:: Task ::
Which lines in the material below contain the word "title"? Copy each of them.

:: Provided data ::
***
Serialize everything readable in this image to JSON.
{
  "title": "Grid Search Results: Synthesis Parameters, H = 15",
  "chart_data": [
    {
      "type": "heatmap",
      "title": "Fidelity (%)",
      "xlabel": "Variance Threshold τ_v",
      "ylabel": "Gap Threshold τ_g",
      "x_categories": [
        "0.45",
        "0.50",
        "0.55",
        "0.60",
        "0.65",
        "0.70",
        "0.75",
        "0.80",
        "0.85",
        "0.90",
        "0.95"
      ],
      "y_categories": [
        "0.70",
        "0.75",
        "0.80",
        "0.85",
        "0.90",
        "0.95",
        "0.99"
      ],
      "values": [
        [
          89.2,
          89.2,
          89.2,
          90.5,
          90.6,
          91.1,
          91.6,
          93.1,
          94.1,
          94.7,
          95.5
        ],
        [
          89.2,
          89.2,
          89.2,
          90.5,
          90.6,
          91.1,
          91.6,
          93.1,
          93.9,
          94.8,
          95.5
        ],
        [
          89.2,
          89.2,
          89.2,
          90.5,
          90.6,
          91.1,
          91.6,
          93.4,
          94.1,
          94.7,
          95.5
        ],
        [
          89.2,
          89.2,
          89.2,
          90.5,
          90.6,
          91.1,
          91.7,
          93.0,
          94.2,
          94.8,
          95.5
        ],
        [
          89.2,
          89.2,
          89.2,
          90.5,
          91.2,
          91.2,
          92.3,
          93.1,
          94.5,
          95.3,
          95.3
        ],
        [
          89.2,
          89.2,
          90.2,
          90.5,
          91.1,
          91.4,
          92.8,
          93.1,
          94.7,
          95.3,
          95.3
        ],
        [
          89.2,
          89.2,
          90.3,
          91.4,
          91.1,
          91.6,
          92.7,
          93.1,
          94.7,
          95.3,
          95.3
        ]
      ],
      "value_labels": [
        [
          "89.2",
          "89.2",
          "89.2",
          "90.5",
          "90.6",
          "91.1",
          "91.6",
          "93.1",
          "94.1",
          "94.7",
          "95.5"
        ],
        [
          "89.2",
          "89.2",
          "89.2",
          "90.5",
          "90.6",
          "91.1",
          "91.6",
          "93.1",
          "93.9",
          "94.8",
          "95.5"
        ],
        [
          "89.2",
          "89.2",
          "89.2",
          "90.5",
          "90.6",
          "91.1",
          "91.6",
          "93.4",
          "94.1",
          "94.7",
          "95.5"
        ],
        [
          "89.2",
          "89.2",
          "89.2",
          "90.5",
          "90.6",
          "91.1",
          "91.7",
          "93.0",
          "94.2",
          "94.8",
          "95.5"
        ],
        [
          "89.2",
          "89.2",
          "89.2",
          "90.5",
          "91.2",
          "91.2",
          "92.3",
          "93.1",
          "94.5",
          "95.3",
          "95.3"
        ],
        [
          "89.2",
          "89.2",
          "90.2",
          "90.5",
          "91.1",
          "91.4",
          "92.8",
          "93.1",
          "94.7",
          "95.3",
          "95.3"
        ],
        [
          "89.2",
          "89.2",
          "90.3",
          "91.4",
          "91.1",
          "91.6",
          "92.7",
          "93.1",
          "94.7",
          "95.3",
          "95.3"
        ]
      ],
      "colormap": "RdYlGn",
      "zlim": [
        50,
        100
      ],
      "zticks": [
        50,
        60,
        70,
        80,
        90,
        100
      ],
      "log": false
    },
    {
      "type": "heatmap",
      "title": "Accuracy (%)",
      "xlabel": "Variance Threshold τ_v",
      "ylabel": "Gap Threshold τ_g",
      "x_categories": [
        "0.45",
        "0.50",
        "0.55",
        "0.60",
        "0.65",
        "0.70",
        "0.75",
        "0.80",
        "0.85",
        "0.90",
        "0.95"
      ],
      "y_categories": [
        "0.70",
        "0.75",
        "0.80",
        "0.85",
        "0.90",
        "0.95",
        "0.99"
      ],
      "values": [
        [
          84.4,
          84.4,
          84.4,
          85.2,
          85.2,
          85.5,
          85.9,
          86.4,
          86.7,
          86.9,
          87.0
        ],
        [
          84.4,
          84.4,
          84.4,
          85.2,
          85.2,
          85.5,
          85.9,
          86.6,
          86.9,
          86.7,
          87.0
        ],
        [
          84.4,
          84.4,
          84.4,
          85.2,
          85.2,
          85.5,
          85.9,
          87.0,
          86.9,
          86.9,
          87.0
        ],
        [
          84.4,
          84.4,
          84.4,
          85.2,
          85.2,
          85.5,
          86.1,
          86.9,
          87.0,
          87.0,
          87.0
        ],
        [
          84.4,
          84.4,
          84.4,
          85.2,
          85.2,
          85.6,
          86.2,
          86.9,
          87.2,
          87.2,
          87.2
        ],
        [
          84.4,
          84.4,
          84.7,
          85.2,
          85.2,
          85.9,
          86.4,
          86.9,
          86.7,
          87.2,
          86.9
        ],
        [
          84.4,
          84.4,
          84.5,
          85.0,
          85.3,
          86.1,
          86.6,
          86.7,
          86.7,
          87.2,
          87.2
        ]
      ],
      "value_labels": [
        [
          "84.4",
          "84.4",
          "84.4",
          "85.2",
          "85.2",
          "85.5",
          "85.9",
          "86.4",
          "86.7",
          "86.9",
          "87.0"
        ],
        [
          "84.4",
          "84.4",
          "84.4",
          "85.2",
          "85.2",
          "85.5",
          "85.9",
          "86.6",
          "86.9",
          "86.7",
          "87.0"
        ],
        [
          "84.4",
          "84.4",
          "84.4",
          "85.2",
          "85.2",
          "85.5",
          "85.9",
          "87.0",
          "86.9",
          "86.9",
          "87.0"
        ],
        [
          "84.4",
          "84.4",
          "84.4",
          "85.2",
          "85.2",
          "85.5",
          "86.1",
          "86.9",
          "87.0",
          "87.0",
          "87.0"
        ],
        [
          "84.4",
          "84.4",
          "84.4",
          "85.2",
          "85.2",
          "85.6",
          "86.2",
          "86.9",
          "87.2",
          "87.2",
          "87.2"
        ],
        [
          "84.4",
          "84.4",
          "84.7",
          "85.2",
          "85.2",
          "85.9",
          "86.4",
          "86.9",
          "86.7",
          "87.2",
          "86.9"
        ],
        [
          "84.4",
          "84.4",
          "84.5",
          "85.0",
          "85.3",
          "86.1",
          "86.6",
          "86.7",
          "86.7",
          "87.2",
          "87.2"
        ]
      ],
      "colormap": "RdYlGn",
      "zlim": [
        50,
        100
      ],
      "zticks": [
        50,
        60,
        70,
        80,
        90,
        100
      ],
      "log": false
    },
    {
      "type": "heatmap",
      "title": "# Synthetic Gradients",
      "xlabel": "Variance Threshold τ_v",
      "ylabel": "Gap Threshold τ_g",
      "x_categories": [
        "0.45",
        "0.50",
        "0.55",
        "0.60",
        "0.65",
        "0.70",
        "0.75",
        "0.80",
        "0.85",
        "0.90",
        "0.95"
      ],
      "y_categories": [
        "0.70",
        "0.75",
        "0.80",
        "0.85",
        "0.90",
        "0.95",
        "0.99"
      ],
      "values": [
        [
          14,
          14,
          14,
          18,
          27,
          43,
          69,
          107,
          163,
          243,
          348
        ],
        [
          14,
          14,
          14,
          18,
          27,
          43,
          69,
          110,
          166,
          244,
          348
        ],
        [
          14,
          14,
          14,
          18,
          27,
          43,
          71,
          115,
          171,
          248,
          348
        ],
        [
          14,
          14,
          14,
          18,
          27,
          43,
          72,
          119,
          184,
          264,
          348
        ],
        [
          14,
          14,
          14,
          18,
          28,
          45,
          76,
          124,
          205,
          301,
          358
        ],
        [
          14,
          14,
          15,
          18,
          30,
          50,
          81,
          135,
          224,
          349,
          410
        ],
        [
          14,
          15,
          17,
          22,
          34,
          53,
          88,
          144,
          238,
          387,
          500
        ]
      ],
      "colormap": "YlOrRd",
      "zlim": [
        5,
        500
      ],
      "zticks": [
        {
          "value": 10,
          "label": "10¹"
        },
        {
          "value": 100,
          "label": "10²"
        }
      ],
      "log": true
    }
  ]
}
***
:: Output of the exercise ::
  "title": "Grid Search Results: Synthesis Parameters, H = 15",
      "title": "Fidelity (%)",
      "title": "Accuracy (%)",
      "title": "# Synthetic Gradients",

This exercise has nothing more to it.